* _Written exercise_: Copy all lines below containing "juveniles".

---------- Data rows

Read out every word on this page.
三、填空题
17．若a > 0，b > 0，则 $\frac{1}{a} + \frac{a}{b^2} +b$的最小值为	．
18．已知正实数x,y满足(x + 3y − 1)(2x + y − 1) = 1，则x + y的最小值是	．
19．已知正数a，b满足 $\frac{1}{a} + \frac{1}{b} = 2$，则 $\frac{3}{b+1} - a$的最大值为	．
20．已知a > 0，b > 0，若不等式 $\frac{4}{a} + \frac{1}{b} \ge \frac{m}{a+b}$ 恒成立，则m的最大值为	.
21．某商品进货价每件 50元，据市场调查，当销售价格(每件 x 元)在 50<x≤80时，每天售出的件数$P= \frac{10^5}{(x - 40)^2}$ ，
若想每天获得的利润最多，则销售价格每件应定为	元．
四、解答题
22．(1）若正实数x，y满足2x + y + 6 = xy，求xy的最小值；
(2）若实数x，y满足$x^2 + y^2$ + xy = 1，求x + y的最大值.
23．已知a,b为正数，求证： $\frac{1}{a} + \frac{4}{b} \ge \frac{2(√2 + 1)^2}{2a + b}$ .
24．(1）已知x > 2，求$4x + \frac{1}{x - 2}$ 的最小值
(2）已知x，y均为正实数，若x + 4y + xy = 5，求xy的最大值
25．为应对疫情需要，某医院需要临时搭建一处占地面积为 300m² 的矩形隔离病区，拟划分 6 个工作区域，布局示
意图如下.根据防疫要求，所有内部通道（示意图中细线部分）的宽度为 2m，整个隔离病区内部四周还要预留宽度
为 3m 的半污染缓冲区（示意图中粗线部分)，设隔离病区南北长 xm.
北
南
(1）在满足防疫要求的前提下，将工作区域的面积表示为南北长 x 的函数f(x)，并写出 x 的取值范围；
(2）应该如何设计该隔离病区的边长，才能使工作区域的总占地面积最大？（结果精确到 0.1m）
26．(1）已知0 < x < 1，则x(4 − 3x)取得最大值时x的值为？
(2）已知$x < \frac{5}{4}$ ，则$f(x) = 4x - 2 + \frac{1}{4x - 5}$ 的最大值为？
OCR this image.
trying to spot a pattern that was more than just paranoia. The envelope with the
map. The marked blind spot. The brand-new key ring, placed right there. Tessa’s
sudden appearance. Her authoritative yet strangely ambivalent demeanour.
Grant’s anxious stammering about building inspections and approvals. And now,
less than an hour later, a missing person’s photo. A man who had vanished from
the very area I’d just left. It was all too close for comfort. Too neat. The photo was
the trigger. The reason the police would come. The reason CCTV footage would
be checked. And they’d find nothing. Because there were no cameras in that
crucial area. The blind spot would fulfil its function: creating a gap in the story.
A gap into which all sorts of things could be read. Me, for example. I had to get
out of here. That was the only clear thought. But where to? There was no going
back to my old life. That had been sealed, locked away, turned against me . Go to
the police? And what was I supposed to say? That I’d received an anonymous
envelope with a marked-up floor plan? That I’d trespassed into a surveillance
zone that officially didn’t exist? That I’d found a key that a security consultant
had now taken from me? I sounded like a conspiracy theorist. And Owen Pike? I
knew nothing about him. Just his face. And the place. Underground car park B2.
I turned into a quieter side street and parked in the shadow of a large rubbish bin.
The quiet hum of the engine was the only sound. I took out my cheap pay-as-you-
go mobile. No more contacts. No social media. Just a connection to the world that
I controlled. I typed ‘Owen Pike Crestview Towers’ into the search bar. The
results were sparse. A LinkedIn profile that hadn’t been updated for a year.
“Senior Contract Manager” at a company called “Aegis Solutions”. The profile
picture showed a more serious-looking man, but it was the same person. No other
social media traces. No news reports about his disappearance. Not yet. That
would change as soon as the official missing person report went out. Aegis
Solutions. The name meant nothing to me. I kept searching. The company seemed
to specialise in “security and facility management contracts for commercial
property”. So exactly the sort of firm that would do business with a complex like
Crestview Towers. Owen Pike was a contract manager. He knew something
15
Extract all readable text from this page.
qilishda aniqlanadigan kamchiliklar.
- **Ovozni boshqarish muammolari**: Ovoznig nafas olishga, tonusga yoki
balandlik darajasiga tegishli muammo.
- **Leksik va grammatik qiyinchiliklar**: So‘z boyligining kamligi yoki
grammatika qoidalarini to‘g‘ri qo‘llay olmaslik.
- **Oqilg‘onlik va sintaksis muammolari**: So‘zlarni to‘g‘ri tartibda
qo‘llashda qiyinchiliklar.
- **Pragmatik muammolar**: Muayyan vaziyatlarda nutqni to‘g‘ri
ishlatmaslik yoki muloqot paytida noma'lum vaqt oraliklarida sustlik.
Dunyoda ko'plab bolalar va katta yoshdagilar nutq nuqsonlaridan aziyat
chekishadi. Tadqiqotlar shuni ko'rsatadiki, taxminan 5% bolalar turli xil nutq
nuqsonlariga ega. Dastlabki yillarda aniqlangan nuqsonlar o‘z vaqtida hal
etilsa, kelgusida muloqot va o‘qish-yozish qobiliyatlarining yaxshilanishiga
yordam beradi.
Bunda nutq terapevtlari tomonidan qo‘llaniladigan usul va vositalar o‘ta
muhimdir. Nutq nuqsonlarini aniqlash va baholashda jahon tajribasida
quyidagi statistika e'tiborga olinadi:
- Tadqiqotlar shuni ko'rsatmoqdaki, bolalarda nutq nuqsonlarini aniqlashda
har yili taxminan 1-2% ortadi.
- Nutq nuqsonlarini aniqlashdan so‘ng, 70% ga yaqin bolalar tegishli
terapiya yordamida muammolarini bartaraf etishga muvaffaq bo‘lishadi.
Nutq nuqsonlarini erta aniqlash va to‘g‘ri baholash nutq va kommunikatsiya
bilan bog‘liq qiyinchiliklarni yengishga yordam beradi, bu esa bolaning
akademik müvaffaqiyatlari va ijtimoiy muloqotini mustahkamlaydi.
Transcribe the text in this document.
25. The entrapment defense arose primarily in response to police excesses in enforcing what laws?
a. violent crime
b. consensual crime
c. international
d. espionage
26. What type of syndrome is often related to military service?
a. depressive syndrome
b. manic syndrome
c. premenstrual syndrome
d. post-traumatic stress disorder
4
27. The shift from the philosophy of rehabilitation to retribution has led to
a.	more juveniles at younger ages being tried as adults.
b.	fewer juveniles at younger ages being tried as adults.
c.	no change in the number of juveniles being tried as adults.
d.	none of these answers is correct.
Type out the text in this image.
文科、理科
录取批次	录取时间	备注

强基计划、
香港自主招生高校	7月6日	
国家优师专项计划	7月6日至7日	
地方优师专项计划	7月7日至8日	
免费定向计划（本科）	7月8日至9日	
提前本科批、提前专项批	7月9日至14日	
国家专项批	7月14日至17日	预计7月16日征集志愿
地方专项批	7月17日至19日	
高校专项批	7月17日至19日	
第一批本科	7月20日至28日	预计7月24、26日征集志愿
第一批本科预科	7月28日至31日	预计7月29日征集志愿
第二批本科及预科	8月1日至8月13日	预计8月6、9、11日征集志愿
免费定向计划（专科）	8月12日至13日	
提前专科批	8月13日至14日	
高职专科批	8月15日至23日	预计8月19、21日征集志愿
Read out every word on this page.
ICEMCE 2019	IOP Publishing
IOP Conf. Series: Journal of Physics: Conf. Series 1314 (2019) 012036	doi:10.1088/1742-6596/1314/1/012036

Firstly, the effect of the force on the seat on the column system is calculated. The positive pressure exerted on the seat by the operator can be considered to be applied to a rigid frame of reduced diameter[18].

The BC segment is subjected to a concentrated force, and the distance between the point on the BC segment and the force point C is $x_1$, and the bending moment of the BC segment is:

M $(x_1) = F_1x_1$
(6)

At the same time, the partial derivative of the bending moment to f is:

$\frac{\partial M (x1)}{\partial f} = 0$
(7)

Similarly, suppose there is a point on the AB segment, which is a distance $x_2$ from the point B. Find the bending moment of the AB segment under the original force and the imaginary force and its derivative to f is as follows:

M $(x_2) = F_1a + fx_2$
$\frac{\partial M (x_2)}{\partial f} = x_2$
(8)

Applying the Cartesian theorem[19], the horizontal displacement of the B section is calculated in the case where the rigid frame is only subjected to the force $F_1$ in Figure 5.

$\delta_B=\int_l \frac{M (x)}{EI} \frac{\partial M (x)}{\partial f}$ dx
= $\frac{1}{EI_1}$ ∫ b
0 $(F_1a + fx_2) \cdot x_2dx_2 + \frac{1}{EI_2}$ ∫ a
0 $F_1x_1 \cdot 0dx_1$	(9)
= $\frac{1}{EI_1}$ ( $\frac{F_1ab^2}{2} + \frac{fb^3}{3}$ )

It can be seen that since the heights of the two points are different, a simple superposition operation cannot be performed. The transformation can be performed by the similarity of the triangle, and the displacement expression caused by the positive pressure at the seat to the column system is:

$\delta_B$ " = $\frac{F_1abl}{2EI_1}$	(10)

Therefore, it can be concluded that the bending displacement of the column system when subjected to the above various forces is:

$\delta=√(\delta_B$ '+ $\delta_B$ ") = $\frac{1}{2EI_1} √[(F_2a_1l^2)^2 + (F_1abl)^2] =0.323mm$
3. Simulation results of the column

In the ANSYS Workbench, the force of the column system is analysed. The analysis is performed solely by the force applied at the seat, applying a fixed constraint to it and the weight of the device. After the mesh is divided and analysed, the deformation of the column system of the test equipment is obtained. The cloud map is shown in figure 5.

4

--------------------

* _Solution for this exercise_:
a.	more juveniles at younger ages being tried as adults.
b.	fewer juveniles at younger ages being tried as adults.
c.	no change in the number of juveniles being tried as adults.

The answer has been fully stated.